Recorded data
================================

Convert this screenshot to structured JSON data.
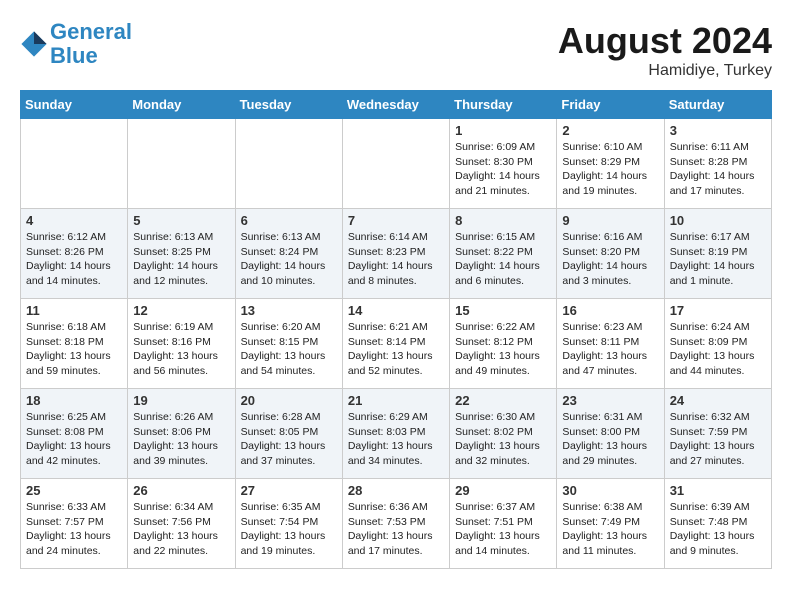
{
  "header": {
    "logo_line1": "General",
    "logo_line2": "Blue",
    "month_year": "August 2024",
    "location": "Hamidiye, Turkey"
  },
  "weekdays": [
    "Sunday",
    "Monday",
    "Tuesday",
    "Wednesday",
    "Thursday",
    "Friday",
    "Saturday"
  ],
  "weeks": [
    [
      {
        "day": null
      },
      {
        "day": null
      },
      {
        "day": null
      },
      {
        "day": null
      },
      {
        "day": 1,
        "sunrise": "6:09 AM",
        "sunset": "8:30 PM",
        "daylight": "14 hours and 21 minutes."
      },
      {
        "day": 2,
        "sunrise": "6:10 AM",
        "sunset": "8:29 PM",
        "daylight": "14 hours and 19 minutes."
      },
      {
        "day": 3,
        "sunrise": "6:11 AM",
        "sunset": "8:28 PM",
        "daylight": "14 hours and 17 minutes."
      }
    ],
    [
      {
        "day": 4,
        "sunrise": "6:12 AM",
        "sunset": "8:26 PM",
        "daylight": "14 hours and 14 minutes."
      },
      {
        "day": 5,
        "sunrise": "6:13 AM",
        "sunset": "8:25 PM",
        "daylight": "14 hours and 12 minutes."
      },
      {
        "day": 6,
        "sunrise": "6:13 AM",
        "sunset": "8:24 PM",
        "daylight": "14 hours and 10 minutes."
      },
      {
        "day": 7,
        "sunrise": "6:14 AM",
        "sunset": "8:23 PM",
        "daylight": "14 hours and 8 minutes."
      },
      {
        "day": 8,
        "sunrise": "6:15 AM",
        "sunset": "8:22 PM",
        "daylight": "14 hours and 6 minutes."
      },
      {
        "day": 9,
        "sunrise": "6:16 AM",
        "sunset": "8:20 PM",
        "daylight": "14 hours and 3 minutes."
      },
      {
        "day": 10,
        "sunrise": "6:17 AM",
        "sunset": "8:19 PM",
        "daylight": "14 hours and 1 minute."
      }
    ],
    [
      {
        "day": 11,
        "sunrise": "6:18 AM",
        "sunset": "8:18 PM",
        "daylight": "13 hours and 59 minutes."
      },
      {
        "day": 12,
        "sunrise": "6:19 AM",
        "sunset": "8:16 PM",
        "daylight": "13 hours and 56 minutes."
      },
      {
        "day": 13,
        "sunrise": "6:20 AM",
        "sunset": "8:15 PM",
        "daylight": "13 hours and 54 minutes."
      },
      {
        "day": 14,
        "sunrise": "6:21 AM",
        "sunset": "8:14 PM",
        "daylight": "13 hours and 52 minutes."
      },
      {
        "day": 15,
        "sunrise": "6:22 AM",
        "sunset": "8:12 PM",
        "daylight": "13 hours and 49 minutes."
      },
      {
        "day": 16,
        "sunrise": "6:23 AM",
        "sunset": "8:11 PM",
        "daylight": "13 hours and 47 minutes."
      },
      {
        "day": 17,
        "sunrise": "6:24 AM",
        "sunset": "8:09 PM",
        "daylight": "13 hours and 44 minutes."
      }
    ],
    [
      {
        "day": 18,
        "sunrise": "6:25 AM",
        "sunset": "8:08 PM",
        "daylight": "13 hours and 42 minutes."
      },
      {
        "day": 19,
        "sunrise": "6:26 AM",
        "sunset": "8:06 PM",
        "daylight": "13 hours and 39 minutes."
      },
      {
        "day": 20,
        "sunrise": "6:28 AM",
        "sunset": "8:05 PM",
        "daylight": "13 hours and 37 minutes."
      },
      {
        "day": 21,
        "sunrise": "6:29 AM",
        "sunset": "8:03 PM",
        "daylight": "13 hours and 34 minutes."
      },
      {
        "day": 22,
        "sunrise": "6:30 AM",
        "sunset": "8:02 PM",
        "daylight": "13 hours and 32 minutes."
      },
      {
        "day": 23,
        "sunrise": "6:31 AM",
        "sunset": "8:00 PM",
        "daylight": "13 hours and 29 minutes."
      },
      {
        "day": 24,
        "sunrise": "6:32 AM",
        "sunset": "7:59 PM",
        "daylight": "13 hours and 27 minutes."
      }
    ],
    [
      {
        "day": 25,
        "sunrise": "6:33 AM",
        "sunset": "7:57 PM",
        "daylight": "13 hours and 24 minutes."
      },
      {
        "day": 26,
        "sunrise": "6:34 AM",
        "sunset": "7:56 PM",
        "daylight": "13 hours and 22 minutes."
      },
      {
        "day": 27,
        "sunrise": "6:35 AM",
        "sunset": "7:54 PM",
        "daylight": "13 hours and 19 minutes."
      },
      {
        "day": 28,
        "sunrise": "6:36 AM",
        "sunset": "7:53 PM",
        "daylight": "13 hours and 17 minutes."
      },
      {
        "day": 29,
        "sunrise": "6:37 AM",
        "sunset": "7:51 PM",
        "daylight": "13 hours and 14 minutes."
      },
      {
        "day": 30,
        "sunrise": "6:38 AM",
        "sunset": "7:49 PM",
        "daylight": "13 hours and 11 minutes."
      },
      {
        "day": 31,
        "sunrise": "6:39 AM",
        "sunset": "7:48 PM",
        "daylight": "13 hours and 9 minutes."
      }
    ]
  ]
}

================================

# Stated task:
All records above are to be printed exactly, minus the pictures they contain.

# Response to the exercise:
Convert this screenshot to structured JSON data.
{
  "header": {
    "logo_line1": "General",
    "logo_line2": "Blue",
    "month_year": "August 2024",
    "location": "Hamidiye, Turkey"
  },
  "weekdays": [
    "Sunday",
    "Monday",
    "Tuesday",
    "Wednesday",
    "Thursday",
    "Friday",
    "Saturday"
  ],
  "weeks": [
    [
      {
        "day": null
      },
      {
        "day": null
      },
      {
        "day": null
      },
      {
        "day": null
      },
      {
        "day": 1,
        "sunrise": "6:09 AM",
        "sunset": "8:30 PM",
        "daylight": "14 hours and 21 minutes."
      },
      {
        "day": 2,
        "sunrise": "6:10 AM",
        "sunset": "8:29 PM",
        "daylight": "14 hours and 19 minutes."
      },
      {
        "day": 3,
        "sunrise": "6:11 AM",
        "sunset": "8:28 PM",
        "daylight": "14 hours and 17 minutes."
      }
    ],
    [
      {
        "day": 4,
        "sunrise": "6:12 AM",
        "sunset": "8:26 PM",
        "daylight": "14 hours and 14 minutes."
      },
      {
        "day": 5,
        "sunrise": "6:13 AM",
        "sunset": "8:25 PM",
        "daylight": "14 hours and 12 minutes."
      },
      {
        "day": 6,
        "sunrise": "6:13 AM",
        "sunset": "8:24 PM",
        "daylight": "14 hours and 10 minutes."
      },
      {
        "day": 7,
        "sunrise": "6:14 AM",
        "sunset": "8:23 PM",
        "daylight": "14 hours and 8 minutes."
      },
      {
        "day": 8,
        "sunrise": "6:15 AM",
        "sunset": "8:22 PM",
        "daylight": "14 hours and 6 minutes."
      },
      {
        "day": 9,
        "sunrise": "6:16 AM",
        "sunset": "8:20 PM",
        "daylight": "14 hours and 3 minutes."
      },
      {
        "day": 10,
        "sunrise": "6:17 AM",
        "sunset": "8:19 PM",
        "daylight": "14 hours and 1 minute."
      }
    ],
    [
      {
        "day": 11,
        "sunrise": "6:18 AM",
        "sunset": "8:18 PM",
        "daylight": "13 hours and 59 minutes."
      },
      {
        "day": 12,
        "sunrise": "6:19 AM",
        "sunset": "8:16 PM",
        "daylight": "13 hours and 56 minutes."
      },
      {
        "day": 13,
        "sunrise": "6:20 AM",
        "sunset": "8:15 PM",
        "daylight": "13 hours and 54 minutes."
      },
      {
        "day": 14,
        "sunrise": "6:21 AM",
        "sunset": "8:14 PM",
        "daylight": "13 hours and 52 minutes."
      },
      {
        "day": 15,
        "sunrise": "6:22 AM",
        "sunset": "8:12 PM",
        "daylight": "13 hours and 49 minutes."
      },
      {
        "day": 16,
        "sunrise": "6:23 AM",
        "sunset": "8:11 PM",
        "daylight": "13 hours and 47 minutes."
      },
      {
        "day": 17,
        "sunrise": "6:24 AM",
        "sunset": "8:09 PM",
        "daylight": "13 hours and 44 minutes."
      }
    ],
    [
      {
        "day": 18,
        "sunrise": "6:25 AM",
        "sunset": "8:08 PM",
        "daylight": "13 hours and 42 minutes."
      },
      {
        "day": 19,
        "sunrise": "6:26 AM",
        "sunset": "8:06 PM",
        "daylight": "13 hours and 39 minutes."
      },
      {
        "day": 20,
        "sunrise": "6:28 AM",
        "sunset": "8:05 PM",
        "daylight": "13 hours and 37 minutes."
      },
      {
        "day": 21,
        "sunrise": "6:29 AM",
        "sunset": "8:03 PM",
        "daylight": "13 hours and 34 minutes."
      },
      {
        "day": 22,
        "sunrise": "6:30 AM",
        "sunset": "8:02 PM",
        "daylight": "13 hours and 32 minutes."
      },
      {
        "day": 23,
        "sunrise": "6:31 AM",
        "sunset": "8:00 PM",
        "daylight": "13 hours and 29 minutes."
      },
      {
        "day": 24,
        "sunrise": "6:32 AM",
        "sunset": "7:59 PM",
        "daylight": "13 hours and 27 minutes."
      }
    ],
    [
      {
        "day": 25,
        "sunrise": "6:33 AM",
        "sunset": "7:57 PM",
        "daylight": "13 hours and 24 minutes."
      },
      {
        "day": 26,
        "sunrise": "6:34 AM",
        "sunset": "7:56 PM",
        "daylight": "13 hours and 22 minutes."
      },
      {
        "day": 27,
        "sunrise": "6:35 AM",
        "sunset": "7:54 PM",
        "daylight": "13 hours and 19 minutes."
      },
      {
        "day": 28,
        "sunrise": "6:36 AM",
        "sunset": "7:53 PM",
        "daylight": "13 hours and 17 minutes."
      },
      {
        "day": 29,
        "sunrise": "6:37 AM",
        "sunset": "7:51 PM",
        "daylight": "13 hours and 14 minutes."
      },
      {
        "day": 30,
        "sunrise": "6:38 AM",
        "sunset": "7:49 PM",
        "daylight": "13 hours and 11 minutes."
      },
      {
        "day": 31,
        "sunrise": "6:39 AM",
        "sunset": "7:48 PM",
        "daylight": "13 hours and 9 minutes."
      }
    ]
  ]
}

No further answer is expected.